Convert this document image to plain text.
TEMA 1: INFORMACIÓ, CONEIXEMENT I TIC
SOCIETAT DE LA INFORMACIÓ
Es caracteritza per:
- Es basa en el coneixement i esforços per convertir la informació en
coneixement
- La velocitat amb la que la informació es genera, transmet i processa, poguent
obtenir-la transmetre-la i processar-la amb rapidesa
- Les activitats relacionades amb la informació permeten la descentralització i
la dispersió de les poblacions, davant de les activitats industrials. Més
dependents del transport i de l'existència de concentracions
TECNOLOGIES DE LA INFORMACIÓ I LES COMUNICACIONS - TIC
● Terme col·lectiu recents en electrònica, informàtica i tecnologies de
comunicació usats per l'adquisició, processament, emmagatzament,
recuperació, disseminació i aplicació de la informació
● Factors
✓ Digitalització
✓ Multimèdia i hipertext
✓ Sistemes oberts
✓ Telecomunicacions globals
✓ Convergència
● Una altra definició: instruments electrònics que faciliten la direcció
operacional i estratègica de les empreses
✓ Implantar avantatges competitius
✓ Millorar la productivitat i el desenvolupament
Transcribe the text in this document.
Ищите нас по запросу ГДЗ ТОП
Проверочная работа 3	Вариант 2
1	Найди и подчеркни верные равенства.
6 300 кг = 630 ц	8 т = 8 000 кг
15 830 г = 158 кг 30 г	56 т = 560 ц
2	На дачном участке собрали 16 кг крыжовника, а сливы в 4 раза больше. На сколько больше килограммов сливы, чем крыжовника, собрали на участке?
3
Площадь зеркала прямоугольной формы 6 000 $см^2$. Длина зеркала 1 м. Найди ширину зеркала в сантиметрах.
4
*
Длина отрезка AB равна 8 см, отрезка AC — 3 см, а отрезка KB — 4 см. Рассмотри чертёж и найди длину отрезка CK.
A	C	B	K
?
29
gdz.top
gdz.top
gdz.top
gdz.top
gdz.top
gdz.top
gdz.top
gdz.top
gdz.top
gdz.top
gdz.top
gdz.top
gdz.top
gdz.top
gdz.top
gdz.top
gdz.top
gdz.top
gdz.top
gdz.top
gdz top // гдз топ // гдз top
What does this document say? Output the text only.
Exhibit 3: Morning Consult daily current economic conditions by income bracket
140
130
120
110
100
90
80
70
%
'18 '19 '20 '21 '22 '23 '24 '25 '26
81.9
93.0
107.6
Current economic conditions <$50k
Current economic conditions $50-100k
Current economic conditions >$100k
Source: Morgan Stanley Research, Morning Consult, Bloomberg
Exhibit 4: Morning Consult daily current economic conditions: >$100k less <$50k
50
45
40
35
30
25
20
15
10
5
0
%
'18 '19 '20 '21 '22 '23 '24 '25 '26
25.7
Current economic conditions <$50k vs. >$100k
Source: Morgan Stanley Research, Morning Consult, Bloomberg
=-=-=-=-=
Please restate the records in full, word for word.

» **Finished exercise**
Convert this document image to plain text.
TEMA 1: INFORMACIÓ, CONEIXEMENT I TIC
SOCIETAT DE LA INFORMACIÓ
Es caracteritza per:
- Es basa en el coneixement i esforços per convertir la informació en
coneixement
- La velocitat amb la que la informació es genera, transmet i processa, poguent
obtenir-la transmetre-la i processar-la amb rapidesa
- Les activitats relacionades amb la informació permeten la descentralització i
la dispersió de les poblacions, davant de les activitats industrials. Més
dependents del transport i de l'existència de concentracions
TECNOLOGIES DE LA INFORMACIÓ I LES COMUNICACIONS - TIC
● Terme col·lectiu recents en electrònica, informàtica i tecnologies de
comunicació usats per l'adquisició, processament, emmagatzament,
recuperació, disseminació i aplicació de la informació
● Factors
✓ Digitalització
✓ Multimèdia i hipertext
✓ Sistemes oberts
✓ Telecomunicacions globals
✓ Convergència
● Una altra definició: instruments electrònics que faciliten la direcció
operacional i estratègica de les empreses
✓ Implantar avantatges competitius
✓ Millorar la productivitat i el desenvolupament
Transcribe the text in this document.
Ищите нас по запросу ГДЗ ТОП
Проверочная работа 3	Вариант 2
1	Найди и подчеркни верные равенства.
6 300 кг = 630 ц	8 т = 8 000 кг
15 830 г = 158 кг 30 г	56 т = 560 ц
2	На дачном участке собрали 16 кг крыжовника, а сливы в 4 раза больше. На сколько больше килограммов сливы, чем крыжовника, собрали на участке?
3
Площадь зеркала прямоугольной формы 6 000 $см^2$. Длина зеркала 1 м. Найди ширину зеркала в сантиметрах.
4
*
Длина отрезка AB равна 8 см, отрезка AC — 3 см, а отрезка KB — 4 см. Рассмотри чертёж и найди длину отрезка CK.
A	C	B	K
?
29
gdz.top
gdz.top
gdz.top
gdz.top
gdz.top
gdz.top
gdz.top
gdz.top
gdz.top
gdz.top
gdz.top
gdz.top
gdz.top
gdz.top
gdz.top
gdz.top
gdz.top
gdz.top
gdz.top
gdz.top
gdz top // гдз топ // гдз top
What does this document say? Output the text only.
Exhibit 3: Morning Consult daily current economic conditions by income bracket
140
130
120
110
100
90
80
70
%
'18 '19 '20 '21 '22 '23 '24 '25 '26
81.9
93.0
107.6
Current economic conditions <$50k
Current economic conditions $50-100k
Current economic conditions >$100k
Source: Morgan Stanley Research, Morning Consult, Bloomberg
Exhibit 4: Morning Consult daily current economic conditions: >$100k less <$50k
50
45
40
35
30
25
20
15
10
5
0
%
'18 '19 '20 '21 '22 '23 '24 '25 '26
25.7
Current economic conditions <$50k vs. >$100k
Source: Morgan Stanley Research, Morning Consult, Bloomberg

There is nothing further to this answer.